Tom Wolfe

The Right Stuff (1983)

The Right Stuff (1983)

(Second or third viewing, On DVD, September 2017) I’ve been on a semi-streak of American space program movies lately and revisiting The Right Stuff was practically mandatory as a bookend to Apollo 13. Adapting Tom Wolfe’s superlative docufiction book, writer/director Philip Kaufman’s film is epic in length (nearly three hours) and clearly in myth-making mode as it draws a line leading from cowboys to astronauts by way of test pilots. It’s a long sit, but it’s filled with great moments, enlivened by a surprising amount of humour and a joy to watch from beginning to end. It helps that it can depend on great performances, whether it’s Ed Harris as a clean-cut John Glenn to Fred Ward as Gus Grissom, among many other known actors in small roles. It’s an astonishing ensemble cast for a wide-spectrum film, though, and it manages to compress quite a bit of material in even its unusually long running time. As a homage to the space program, it remains a point of reference—even the special effects are still credible. Despite a generous amount of dramatic licence (including the infamous Liberty Bell 7 incident, now thoroughly debunked thanks to the 1999 recovery of the capsule), the film seems generally well regarded when it comes to historical accuracy. From our perspective, it credibly humanizes yet mythologizes the test pilots who were crazy enough to go atop rockets when they were known to explode shortly after launch. It’s a stirring bit of filmmaking for viewers with a fascination for technological topics and the history of spaceflight, and it has aged rather gracefully. I loved the movie when I first saw it (in French, on regular TV interspaced between ads) and I still love it now. As suggested above, The Right Stuff is an essential double feature with Apollo 13, and both movies even feature Ed Harris in pivotal roles.

Genius (2016)

Genius (2016)

(Video on Demand, February 2016) Even by the standards of Oscar-baiting historical docu-fiction, Genius seems tame and detached. It’s a problem that can’t be blamed on the actors—Colin Firth is good as legendary editor Max Perkins, while Jude Law is suitably unhinged as Tom Wolfe. Nicole Kidman is more disappointing as Wolfe’s one-time wife, but it’s not much of a role—and she gets to point a gun at the protagonist in the film’s most incongruous scene. The plot loosely talks about the working collaboration and tortuous friendship between Perkins and Wolfe over a period of a decade (two years go by in a blink during a montage) as they argue about Wolfe’s novels and the writer’s mercurial personality eventually leads him to paranoia. All well and good; as someone who’s fond of movies about writers; I particularly appreciated the editing humour and portrait of books as works to be rewritten rather than completed once THE END is first typed. Still, I could help but find the film long and meandering. Viewers may struggle to remain interested, and the film doesn’t help by taking occasional lengthy breaks in plotting. While well shot, with a convincing recreation of 1920s New York, Genius is a disappointment considering its source material. I’m glad it exists (what are the odds of seeing another major movie featuring a book editor as a hero?), but it could and should have been better.

Collected data
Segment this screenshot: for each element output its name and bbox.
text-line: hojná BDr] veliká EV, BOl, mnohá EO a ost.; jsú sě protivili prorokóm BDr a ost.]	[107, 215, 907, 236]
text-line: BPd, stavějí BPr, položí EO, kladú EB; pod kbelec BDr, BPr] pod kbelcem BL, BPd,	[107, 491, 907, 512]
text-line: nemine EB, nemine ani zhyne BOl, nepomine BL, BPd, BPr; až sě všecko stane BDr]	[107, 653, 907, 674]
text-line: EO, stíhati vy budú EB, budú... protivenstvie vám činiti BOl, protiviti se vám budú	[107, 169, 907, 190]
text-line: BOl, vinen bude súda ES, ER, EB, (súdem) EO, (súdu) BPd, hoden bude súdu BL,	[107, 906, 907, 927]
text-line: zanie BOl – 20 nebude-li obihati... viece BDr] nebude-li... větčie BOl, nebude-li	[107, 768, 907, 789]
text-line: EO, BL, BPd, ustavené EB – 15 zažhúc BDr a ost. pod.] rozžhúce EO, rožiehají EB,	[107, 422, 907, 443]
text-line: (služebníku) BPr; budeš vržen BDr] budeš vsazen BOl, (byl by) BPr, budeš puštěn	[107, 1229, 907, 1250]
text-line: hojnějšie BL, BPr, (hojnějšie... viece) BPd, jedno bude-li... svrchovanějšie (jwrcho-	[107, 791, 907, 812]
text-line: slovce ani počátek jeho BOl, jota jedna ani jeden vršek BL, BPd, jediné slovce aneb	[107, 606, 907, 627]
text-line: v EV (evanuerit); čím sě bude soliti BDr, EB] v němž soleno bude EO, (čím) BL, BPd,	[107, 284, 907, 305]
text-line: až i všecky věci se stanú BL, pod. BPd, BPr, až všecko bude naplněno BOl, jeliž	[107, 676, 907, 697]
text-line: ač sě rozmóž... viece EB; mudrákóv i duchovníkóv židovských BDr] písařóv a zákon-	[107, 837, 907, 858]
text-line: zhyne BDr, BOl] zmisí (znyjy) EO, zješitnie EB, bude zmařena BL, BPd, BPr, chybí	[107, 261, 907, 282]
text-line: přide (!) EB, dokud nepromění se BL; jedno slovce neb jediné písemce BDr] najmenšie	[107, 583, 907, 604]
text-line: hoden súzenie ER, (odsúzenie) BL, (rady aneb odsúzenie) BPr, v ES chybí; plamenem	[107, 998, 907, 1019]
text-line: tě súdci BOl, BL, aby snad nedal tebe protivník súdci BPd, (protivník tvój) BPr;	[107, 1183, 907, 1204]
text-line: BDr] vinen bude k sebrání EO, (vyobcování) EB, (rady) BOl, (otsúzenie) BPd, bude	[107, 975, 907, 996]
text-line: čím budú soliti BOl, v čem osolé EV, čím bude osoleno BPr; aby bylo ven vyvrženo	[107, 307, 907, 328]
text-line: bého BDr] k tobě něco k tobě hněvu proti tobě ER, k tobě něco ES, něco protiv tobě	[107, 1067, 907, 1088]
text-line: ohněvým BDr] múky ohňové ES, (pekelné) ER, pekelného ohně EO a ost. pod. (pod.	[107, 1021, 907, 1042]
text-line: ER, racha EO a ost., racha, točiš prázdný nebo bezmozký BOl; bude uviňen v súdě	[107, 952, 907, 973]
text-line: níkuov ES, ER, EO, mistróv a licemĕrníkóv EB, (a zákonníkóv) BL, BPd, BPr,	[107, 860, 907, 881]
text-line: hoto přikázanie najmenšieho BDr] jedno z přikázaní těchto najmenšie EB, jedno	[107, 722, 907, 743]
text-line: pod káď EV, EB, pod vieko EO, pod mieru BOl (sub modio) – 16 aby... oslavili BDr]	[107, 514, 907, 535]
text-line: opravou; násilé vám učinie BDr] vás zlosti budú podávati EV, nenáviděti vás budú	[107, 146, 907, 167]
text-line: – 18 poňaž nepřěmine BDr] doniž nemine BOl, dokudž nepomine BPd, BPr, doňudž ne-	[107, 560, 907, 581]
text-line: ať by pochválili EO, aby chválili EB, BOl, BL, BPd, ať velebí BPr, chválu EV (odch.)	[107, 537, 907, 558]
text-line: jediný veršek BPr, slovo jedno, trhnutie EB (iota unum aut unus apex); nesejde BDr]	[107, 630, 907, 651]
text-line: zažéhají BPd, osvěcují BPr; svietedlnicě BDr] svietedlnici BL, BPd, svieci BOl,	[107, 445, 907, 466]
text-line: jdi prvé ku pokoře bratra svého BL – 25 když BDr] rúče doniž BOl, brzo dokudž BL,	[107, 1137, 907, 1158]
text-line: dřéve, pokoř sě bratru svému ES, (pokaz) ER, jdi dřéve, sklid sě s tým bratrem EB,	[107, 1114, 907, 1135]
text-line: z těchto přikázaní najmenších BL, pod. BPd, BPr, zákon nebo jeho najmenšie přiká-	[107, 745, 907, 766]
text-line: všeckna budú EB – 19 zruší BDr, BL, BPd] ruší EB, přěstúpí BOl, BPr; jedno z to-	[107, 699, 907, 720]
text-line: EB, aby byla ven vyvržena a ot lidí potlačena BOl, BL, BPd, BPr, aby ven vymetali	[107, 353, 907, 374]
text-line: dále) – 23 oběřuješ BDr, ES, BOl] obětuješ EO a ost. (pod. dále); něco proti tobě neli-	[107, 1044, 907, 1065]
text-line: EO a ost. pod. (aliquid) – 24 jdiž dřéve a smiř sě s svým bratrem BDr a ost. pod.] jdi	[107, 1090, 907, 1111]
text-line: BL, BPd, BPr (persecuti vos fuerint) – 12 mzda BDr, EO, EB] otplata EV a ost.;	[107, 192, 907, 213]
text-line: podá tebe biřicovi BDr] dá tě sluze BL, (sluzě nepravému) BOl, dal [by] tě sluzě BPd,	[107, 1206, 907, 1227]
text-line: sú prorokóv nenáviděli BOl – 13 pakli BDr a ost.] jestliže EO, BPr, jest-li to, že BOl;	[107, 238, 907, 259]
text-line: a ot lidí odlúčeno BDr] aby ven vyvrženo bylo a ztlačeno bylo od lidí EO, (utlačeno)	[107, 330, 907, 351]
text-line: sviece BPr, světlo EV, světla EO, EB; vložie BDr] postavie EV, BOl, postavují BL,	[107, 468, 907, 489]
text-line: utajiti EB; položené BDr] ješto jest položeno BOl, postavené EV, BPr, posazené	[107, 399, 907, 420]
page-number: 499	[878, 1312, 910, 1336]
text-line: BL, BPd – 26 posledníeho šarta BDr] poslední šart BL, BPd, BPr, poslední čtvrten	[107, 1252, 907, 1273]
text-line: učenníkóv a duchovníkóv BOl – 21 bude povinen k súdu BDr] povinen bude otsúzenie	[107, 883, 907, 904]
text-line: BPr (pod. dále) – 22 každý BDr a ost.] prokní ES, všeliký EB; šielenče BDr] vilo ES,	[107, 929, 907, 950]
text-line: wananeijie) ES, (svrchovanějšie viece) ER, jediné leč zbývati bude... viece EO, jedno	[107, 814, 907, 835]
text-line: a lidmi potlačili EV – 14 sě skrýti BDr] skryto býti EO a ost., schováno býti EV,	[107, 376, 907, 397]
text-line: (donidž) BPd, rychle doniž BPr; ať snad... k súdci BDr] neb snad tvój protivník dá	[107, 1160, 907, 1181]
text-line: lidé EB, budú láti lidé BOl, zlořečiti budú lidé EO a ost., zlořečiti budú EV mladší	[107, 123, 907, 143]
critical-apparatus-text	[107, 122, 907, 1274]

→ Goals:
- a) In the film reviews, which actor plays editor Max Perkins in Genius?
- b) Carry on the film reviews, picking up right after their final sentence.

→ Task results:
- a) Colin Firth

- b)
The Bonfire of the Vanities, Tom Wolfe

The Bonfire of the Vanities, Tom Wolfe

Bantam, 1987, 690 pages, C$6.95 mmpb, ISBN 0-553-27597-6

I’m not sure what makes a middle-brow classic, but I think that The Bonfire of the Vanities qualifies on most counts. Let’s see: it was widely-reviewed, sold really well, was adapted in a big-budget Hollywood movie (which tanked spectacularly, forever earning another place in history) and has earned 155 amazon reviews so far, which it pretty darn good for a book published ten years before the whole Internet thing took off. Better yet: Tom Wolfe is still writing and commanding attention today, lending further heft to the importance of his first novel.

The assignment, should we choose to admit it, is to read 1987’s The Bonfire of Vanities and see how well it holds up today. Once the novel has moved from contemporary headlines to historical context, does it retain the energy of the period, or does it fade away in irrelevance?

The Bonfire of the Vanities certainly feels like it couldn’t exist anywhere but in mid-eighties New York. A pre-Guliani New York riddled with crime and racial tension, home to the poorest and the richest, playground of the self-styled “Masters of the Universe” ruling over Wall Street and, by extension, the rest of the world. Sherman McCoy is one of those men to whom everything is owed: He can make multi-million commissions by moving around billions of dollars in government bonds, eking out massive profits from razor-thin percentage fractions. He lives in a multi-million-dollars apartment that he can barely affords, owns the requisite Mercedes and has a just-as-requisite affair with another married woman. But a late-night tryst turns sour as he makes a wrong turn in the Bronx and his car ends up hitting a young black man. Outraged media reports quickly lead to an investigation and a very public trial of Sherman’s entire life. In the process, we get to study New York society in action, as Sherman becomes the focus of the media, is thrown to the wolves by his former acquaintances, tries to salvage his honor and loses everything along the way. Right, wrong, fair or unfair become distant considerations in the face of a hefty look at that society at that time.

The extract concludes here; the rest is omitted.